■ Directive:
Locate each line in the records that contains the string "POOH" and copy those lines out in full. Letter case matters, so count only matches with the same capitalization.

■ Records to use:
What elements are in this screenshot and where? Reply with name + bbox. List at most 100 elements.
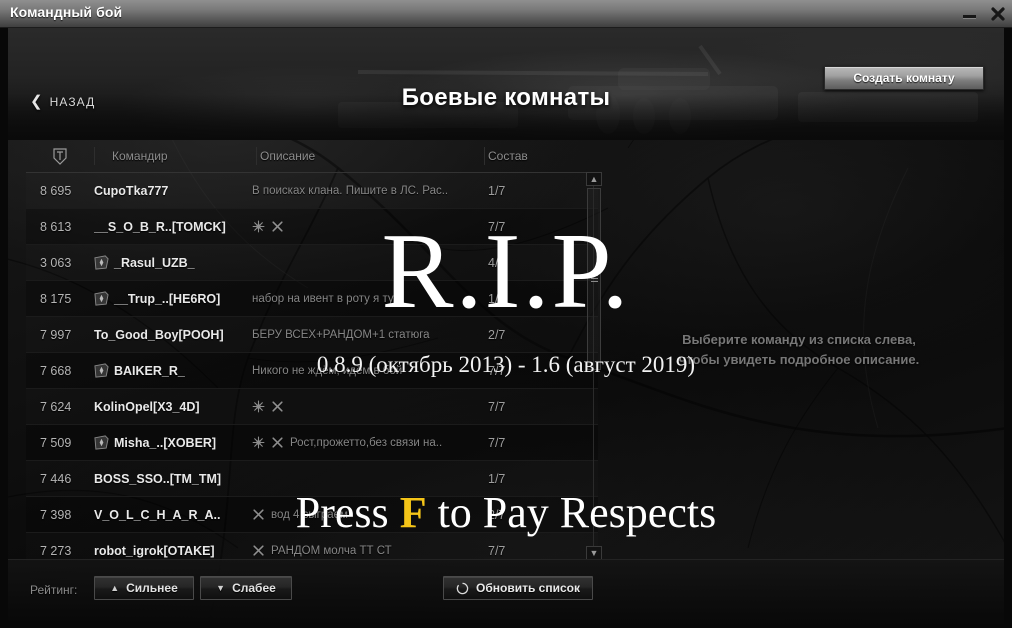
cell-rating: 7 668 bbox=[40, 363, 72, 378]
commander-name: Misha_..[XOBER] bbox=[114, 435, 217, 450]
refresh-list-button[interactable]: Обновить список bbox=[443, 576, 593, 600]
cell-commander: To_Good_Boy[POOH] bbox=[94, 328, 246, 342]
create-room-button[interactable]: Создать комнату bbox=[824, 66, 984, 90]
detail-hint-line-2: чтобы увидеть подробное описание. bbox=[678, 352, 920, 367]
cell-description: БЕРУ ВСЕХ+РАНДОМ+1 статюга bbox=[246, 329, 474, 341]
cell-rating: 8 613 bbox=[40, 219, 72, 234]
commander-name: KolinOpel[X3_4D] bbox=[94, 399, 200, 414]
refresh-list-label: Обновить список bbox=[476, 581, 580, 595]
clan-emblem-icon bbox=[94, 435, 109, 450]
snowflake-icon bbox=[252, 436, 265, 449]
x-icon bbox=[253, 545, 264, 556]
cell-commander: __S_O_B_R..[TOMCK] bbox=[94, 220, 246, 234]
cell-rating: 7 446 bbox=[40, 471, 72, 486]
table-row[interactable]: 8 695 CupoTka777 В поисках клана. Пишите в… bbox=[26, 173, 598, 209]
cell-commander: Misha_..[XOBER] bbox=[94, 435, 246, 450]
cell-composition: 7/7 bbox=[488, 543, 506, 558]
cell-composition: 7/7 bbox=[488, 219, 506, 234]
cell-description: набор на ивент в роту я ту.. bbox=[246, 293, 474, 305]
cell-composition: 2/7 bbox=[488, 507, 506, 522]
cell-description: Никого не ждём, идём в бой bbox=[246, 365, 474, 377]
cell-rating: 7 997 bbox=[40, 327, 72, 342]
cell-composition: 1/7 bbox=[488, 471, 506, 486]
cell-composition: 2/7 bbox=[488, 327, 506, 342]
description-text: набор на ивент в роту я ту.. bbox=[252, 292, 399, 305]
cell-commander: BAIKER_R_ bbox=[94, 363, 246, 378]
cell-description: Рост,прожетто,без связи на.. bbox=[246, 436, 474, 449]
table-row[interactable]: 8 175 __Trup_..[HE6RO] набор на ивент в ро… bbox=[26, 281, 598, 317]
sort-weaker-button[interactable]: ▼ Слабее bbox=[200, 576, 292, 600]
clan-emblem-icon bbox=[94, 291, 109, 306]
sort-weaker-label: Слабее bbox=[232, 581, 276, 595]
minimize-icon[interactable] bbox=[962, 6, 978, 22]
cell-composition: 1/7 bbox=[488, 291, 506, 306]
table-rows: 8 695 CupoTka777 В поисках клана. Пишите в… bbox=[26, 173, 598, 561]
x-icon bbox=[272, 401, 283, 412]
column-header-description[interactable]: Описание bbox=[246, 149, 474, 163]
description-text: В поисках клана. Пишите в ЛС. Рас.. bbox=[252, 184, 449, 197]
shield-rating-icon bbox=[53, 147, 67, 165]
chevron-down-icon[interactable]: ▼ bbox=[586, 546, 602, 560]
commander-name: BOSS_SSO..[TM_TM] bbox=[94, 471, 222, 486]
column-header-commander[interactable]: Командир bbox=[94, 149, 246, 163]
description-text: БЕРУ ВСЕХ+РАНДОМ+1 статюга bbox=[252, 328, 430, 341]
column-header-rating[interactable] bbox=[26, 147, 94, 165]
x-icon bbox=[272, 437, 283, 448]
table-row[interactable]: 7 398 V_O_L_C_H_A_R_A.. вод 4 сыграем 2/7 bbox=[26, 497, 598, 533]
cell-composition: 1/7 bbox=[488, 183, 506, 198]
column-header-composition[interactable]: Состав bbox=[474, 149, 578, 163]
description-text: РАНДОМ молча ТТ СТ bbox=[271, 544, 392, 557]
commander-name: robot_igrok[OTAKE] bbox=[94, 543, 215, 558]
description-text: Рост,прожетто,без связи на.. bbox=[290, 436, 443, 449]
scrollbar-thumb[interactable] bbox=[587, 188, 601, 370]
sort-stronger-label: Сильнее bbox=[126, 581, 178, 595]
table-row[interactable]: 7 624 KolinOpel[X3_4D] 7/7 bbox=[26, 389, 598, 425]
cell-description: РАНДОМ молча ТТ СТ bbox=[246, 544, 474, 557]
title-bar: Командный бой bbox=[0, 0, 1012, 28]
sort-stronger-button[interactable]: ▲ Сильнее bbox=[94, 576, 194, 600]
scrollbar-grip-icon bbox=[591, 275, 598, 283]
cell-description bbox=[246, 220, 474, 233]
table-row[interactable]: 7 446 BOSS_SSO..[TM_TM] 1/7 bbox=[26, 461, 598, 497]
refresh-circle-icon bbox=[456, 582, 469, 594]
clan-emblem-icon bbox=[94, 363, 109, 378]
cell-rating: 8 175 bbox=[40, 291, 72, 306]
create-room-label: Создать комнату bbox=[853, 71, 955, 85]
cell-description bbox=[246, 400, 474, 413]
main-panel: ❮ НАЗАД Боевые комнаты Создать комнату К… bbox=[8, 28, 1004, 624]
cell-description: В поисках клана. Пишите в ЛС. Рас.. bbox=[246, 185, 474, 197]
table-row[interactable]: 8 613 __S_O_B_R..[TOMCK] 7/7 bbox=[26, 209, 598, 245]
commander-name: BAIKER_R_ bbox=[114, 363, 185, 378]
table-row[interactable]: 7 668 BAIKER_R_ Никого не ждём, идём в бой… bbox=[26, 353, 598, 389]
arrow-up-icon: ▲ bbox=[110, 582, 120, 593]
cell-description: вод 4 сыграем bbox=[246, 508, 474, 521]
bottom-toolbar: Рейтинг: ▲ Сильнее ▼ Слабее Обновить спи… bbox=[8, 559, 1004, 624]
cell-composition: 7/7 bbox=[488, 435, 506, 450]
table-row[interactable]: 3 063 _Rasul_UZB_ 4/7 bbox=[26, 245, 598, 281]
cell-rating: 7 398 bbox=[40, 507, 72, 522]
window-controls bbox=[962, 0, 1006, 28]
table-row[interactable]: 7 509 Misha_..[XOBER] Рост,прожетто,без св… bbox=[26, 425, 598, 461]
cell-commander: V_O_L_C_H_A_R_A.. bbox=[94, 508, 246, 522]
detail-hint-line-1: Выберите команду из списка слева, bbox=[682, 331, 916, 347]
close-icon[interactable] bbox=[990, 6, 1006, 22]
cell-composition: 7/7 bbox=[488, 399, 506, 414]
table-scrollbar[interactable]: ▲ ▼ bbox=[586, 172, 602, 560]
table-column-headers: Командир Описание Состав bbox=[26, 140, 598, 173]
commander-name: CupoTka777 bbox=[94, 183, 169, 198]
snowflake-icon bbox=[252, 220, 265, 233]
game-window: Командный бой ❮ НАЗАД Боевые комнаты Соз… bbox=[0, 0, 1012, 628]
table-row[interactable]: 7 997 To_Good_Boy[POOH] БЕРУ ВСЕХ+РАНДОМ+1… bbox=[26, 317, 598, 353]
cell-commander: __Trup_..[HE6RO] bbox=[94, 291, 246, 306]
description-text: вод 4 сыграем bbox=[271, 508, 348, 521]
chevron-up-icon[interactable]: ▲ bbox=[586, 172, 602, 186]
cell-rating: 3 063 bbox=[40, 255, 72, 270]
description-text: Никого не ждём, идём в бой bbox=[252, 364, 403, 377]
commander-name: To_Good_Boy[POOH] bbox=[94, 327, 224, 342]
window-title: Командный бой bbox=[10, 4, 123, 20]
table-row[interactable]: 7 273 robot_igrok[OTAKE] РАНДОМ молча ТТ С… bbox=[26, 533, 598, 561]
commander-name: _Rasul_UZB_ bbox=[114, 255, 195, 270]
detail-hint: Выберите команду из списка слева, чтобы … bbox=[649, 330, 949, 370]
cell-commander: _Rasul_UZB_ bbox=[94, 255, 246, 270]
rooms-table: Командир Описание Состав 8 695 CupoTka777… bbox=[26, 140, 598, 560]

■ Finished answer:
cell-commander: To_Good_Boy[POOH] bbox=[94, 328, 246, 342]
table-row[interactable]: 7 997 To_Good_Boy[POOH] БЕРУ ВСЕХ+РАНДОМ+1… bbox=[26, 317, 598, 353]
commander-name: To_Good_Boy[POOH] bbox=[94, 327, 224, 342]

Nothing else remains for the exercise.